=== Data ===
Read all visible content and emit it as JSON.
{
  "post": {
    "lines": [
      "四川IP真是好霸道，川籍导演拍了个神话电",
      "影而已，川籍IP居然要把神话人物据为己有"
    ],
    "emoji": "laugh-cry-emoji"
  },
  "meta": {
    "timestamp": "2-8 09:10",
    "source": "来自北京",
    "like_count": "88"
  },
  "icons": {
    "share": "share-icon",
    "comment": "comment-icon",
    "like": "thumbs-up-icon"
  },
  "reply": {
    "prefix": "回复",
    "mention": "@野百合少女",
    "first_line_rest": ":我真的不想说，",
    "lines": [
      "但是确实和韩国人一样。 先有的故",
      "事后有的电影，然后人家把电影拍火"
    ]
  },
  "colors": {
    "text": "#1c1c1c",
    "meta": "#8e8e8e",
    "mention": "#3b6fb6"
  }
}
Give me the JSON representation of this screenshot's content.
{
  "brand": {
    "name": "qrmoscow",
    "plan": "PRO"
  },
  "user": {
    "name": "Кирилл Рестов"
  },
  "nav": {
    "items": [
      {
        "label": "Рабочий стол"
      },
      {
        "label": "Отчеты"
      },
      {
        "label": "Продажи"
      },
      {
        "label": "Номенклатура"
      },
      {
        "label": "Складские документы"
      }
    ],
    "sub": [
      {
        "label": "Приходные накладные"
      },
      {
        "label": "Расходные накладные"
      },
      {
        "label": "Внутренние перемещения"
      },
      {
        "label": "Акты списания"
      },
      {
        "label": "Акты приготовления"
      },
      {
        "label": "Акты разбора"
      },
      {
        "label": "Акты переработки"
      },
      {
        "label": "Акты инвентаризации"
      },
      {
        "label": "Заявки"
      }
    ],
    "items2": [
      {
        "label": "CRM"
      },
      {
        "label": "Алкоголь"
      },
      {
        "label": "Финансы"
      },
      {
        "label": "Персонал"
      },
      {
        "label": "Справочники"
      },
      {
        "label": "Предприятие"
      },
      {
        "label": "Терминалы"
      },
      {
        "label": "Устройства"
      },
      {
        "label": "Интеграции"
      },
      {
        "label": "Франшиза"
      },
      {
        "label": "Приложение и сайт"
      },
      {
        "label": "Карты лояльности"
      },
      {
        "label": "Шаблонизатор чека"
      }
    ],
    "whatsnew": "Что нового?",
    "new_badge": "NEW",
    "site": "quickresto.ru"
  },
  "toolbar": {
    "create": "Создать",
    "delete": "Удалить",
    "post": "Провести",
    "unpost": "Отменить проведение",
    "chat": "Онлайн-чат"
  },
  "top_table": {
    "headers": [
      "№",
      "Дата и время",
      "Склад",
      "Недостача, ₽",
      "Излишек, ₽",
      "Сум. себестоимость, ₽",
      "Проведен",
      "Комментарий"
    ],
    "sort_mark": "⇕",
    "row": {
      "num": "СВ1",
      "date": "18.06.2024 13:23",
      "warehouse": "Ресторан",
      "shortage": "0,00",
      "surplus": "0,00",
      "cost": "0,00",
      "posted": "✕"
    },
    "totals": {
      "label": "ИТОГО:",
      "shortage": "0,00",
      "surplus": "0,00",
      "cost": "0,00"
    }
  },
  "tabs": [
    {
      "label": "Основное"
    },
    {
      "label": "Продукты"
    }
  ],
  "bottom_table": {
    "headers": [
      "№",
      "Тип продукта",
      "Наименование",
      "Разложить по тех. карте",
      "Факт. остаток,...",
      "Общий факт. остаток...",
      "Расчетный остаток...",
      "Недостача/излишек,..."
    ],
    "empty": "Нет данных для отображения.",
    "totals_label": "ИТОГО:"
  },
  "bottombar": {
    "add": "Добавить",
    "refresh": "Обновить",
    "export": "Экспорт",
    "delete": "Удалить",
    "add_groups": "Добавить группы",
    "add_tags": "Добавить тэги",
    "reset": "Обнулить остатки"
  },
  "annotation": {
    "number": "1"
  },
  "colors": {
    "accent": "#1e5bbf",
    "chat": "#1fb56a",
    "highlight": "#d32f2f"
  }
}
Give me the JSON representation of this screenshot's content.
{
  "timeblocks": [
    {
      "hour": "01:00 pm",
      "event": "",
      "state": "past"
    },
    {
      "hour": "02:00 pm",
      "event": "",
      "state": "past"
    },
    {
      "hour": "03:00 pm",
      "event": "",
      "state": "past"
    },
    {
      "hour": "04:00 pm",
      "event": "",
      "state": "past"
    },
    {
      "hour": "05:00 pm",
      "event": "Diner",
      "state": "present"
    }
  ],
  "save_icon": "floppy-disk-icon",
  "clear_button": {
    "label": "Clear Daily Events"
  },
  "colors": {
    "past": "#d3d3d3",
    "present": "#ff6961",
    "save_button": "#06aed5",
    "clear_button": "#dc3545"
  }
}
===
> _Directive_: Quote each line of the data above exactly as written.

> _Written solution_:
Read all visible content and emit it as JSON.
{
  "post": {
    "lines": [
      "四川IP真是好霸道，川籍导演拍了个神话电",
      "影而已，川籍IP居然要把神话人物据为己有"
    ],
    "emoji": "laugh-cry-emoji"
  },
  "meta": {
    "timestamp": "2-8 09:10",
    "source": "来自北京",
    "like_count": "88"
  },
  "icons": {
    "share": "share-icon",
    "comment": "comment-icon",
    "like": "thumbs-up-icon"
  },
  "reply": {
    "prefix": "回复",
    "mention": "@野百合少女",
    "first_line_rest": ":我真的不想说，",
    "lines": [
      "但是确实和韩国人一样。 先有的故",
      "事后有的电影，然后人家把电影拍火"
    ]
  },
  "colors": {
    "text": "#1c1c1c",
    "meta": "#8e8e8e",
    "mention": "#3b6fb6"
  }
}
Give me the JSON representation of this screenshot's content.
{
  "brand": {
    "name": "qrmoscow",
    "plan": "PRO"
  },
  "user": {
    "name": "Кирилл Рестов"
  },
  "nav": {
    "items": [
      {
        "label": "Рабочий стол"
      },
      {
        "label": "Отчеты"
      },
      {
        "label": "Продажи"
      },
      {
        "label": "Номенклатура"
      },
      {
        "label": "Складские документы"
      }
    ],
    "sub": [
      {
        "label": "Приходные накладные"
      },
      {
        "label": "Расходные накладные"
      },
      {
        "label": "Внутренние перемещения"
      },
      {
        "label": "Акты списания"
      },
      {
        "label": "Акты приготовления"
      },
      {
        "label": "Акты разбора"
      },
      {
        "label": "Акты переработки"
      },
      {
        "label": "Акты инвентаризации"
      },
      {
        "label": "Заявки"
      }
    ],
    "items2": [
      {
        "label": "CRM"
      },
      {
        "label": "Алкоголь"
      },
      {
        "label": "Финансы"
      },
      {
        "label": "Персонал"
      },
      {
        "label": "Справочники"
      },
      {
        "label": "Предприятие"
      },
      {
        "label": "Терминалы"
      },
      {
        "label": "Устройства"
      },
      {
        "label": "Интеграции"
      },
      {
        "label": "Франшиза"
      },
      {
        "label": "Приложение и сайт"
      },
      {
        "label": "Карты лояльности"
      },
      {
        "label": "Шаблонизатор чека"
      }
    ],
    "whatsnew": "Что нового?",
    "new_badge": "NEW",
    "site": "quickresto.ru"
  },
  "toolbar": {
    "create": "Создать",
    "delete": "Удалить",
    "post": "Провести",
    "unpost": "Отменить проведение",
    "chat": "Онлайн-чат"
  },
  "top_table": {
    "headers": [
      "№",
      "Дата и время",
      "Склад",
      "Недостача, ₽",
      "Излишек, ₽",
      "Сум. себестоимость, ₽",
      "Проведен",
      "Комментарий"
    ],
    "sort_mark": "⇕",
    "row": {
      "num": "СВ1",
      "date": "18.06.2024 13:23",
      "warehouse": "Ресторан",
      "shortage": "0,00",
      "surplus": "0,00",
      "cost": "0,00",
      "posted": "✕"
    },
    "totals": {
      "label": "ИТОГО:",
      "shortage": "0,00",
      "surplus": "0,00",
      "cost": "0,00"
    }
  },
  "tabs": [
    {
      "label": "Основное"
    },
    {
      "label": "Продукты"
    }
  ],
  "bottom_table": {
    "headers": [
      "№",
      "Тип продукта",
      "Наименование",
      "Разложить по тех. карте",
      "Факт. остаток,...",
      "Общий факт. остаток...",
      "Расчетный остаток...",
      "Недостача/излишек,..."
    ],
    "empty": "Нет данных для отображения.",
    "totals_label": "ИТОГО:"
  },
  "bottombar": {
    "add": "Добавить",
    "refresh": "Обновить",
    "export": "Экспорт",
    "delete": "Удалить",
    "add_groups": "Добавить группы",
    "add_tags": "Добавить тэги",
    "reset": "Обнулить остатки"
  },
  "annotation": {
    "number": "1"
  },
  "colors": {
    "accent": "#1e5bbf",
    "chat": "#1fb56a",
    "highlight": "#d32f2f"
  }
}
Give me the JSON representation of this screenshot's content.
{
  "timeblocks": [
    {
      "hour": "01:00 pm",
      "event": "",
      "state": "past"
    },
    {
      "hour": "02:00 pm",
      "event": "",
      "state": "past"
    },
    {
      "hour": "03:00 pm",
      "event": "",
      "state": "past"
    },
    {
      "hour": "04:00 pm",
      "event": "",
      "state": "past"
    },
    {
      "hour": "05:00 pm",
      "event": "Diner",
      "state": "present"
    }
  ],
  "save_icon": "floppy-disk-icon",
  "clear_button": {
    "label": "Clear Daily Events"
  },
  "colors": {
    "past": "#d3d3d3",
    "present": "#ff6961",
    "save_button": "#06aed5",
    "clear_button": "#dc3545"
  }
}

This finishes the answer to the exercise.